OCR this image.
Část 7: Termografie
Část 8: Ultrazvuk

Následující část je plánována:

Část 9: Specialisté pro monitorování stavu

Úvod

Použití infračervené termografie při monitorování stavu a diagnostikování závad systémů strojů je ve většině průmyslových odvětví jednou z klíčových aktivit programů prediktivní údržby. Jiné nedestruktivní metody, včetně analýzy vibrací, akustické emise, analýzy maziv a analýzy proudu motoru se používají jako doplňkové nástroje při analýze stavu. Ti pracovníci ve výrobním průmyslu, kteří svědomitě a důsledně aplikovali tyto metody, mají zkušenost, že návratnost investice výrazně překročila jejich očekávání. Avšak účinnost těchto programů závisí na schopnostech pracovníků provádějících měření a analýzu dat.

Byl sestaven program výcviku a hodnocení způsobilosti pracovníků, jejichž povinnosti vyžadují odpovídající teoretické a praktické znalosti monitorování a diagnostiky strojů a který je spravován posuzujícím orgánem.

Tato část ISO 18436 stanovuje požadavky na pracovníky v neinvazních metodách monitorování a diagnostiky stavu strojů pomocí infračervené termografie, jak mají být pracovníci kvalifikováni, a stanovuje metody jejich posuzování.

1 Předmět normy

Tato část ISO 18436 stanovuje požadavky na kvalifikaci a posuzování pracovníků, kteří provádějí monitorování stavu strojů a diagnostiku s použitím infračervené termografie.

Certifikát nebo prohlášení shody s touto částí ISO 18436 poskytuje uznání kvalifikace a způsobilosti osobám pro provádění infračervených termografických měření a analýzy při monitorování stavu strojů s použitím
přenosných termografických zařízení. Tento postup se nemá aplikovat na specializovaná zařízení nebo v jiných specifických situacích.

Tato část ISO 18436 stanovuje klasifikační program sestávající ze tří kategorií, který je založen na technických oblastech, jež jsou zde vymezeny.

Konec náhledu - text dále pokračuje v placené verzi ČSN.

**What is asked**
Locate each line with the word "stavu" and copy it.

**Exercise answer**
Část 9: Specialisté pro monitorování stavu
Použití infračervené termografie při monitorování stavu a diagnostikování závad systémů strojů je ve většině průmyslových odvětví jednou z klíčových aktivit programů prediktivní údržby. Jiné nedestruktivní metody, včetně analýzy vibrací, akustické emise, analýzy maziv a analýzy proudu motoru se používají jako doplňkové nástroje při analýze stavu. Ti pracovníci ve výrobním průmyslu, kteří svědomitě a důsledně aplikovali tyto metody, mají zkušenost, že návratnost investice výrazně překročila jejich očekávání. Avšak účinnost těchto programů závisí na schopnostech pracovníků provádějících měření a analýzu dat.
Tato část ISO 18436 stanovuje požadavky na pracovníky v neinvazních metodách monitorování a diagnostiky stavu strojů pomocí infračervené termografie, jak mají být pracovníci kvalifikováni, a stanovuje metody jejich posuzování.
Tato část ISO 18436 stanovuje požadavky na kvalifikaci a posuzování pracovníků, kteří provádějí monitorování stavu strojů a diagnostiku s použitím infračervené termografie.
Certifikát nebo prohlášení shody s touto částí ISO 18436 poskytuje uznání kvalifikace a způsobilosti osobám pro provádění infračervených termografických měření a analýzy při monitorování stavu strojů s použitím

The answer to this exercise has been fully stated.